What you need to do: All of the material below is to be retyped exactly.
··· Input for this task
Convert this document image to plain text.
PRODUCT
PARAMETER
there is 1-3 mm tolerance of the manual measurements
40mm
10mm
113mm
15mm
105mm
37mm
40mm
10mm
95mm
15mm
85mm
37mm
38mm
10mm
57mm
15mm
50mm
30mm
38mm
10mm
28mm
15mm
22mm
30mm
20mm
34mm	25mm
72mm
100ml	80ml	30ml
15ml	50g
······
Result for this task:
Convert this document image to plain text.
PRODUCT
PARAMETER
there is 1-3 mm tolerance of the manual measurements
40mm
10mm
113mm
15mm
105mm
37mm
40mm
10mm
95mm
15mm
85mm
37mm
38mm
10mm
57mm
15mm
50mm
30mm
38mm
10mm
28mm
15mm
22mm
30mm
20mm
34mm	25mm
72mm
100ml	80ml	30ml
15ml	50g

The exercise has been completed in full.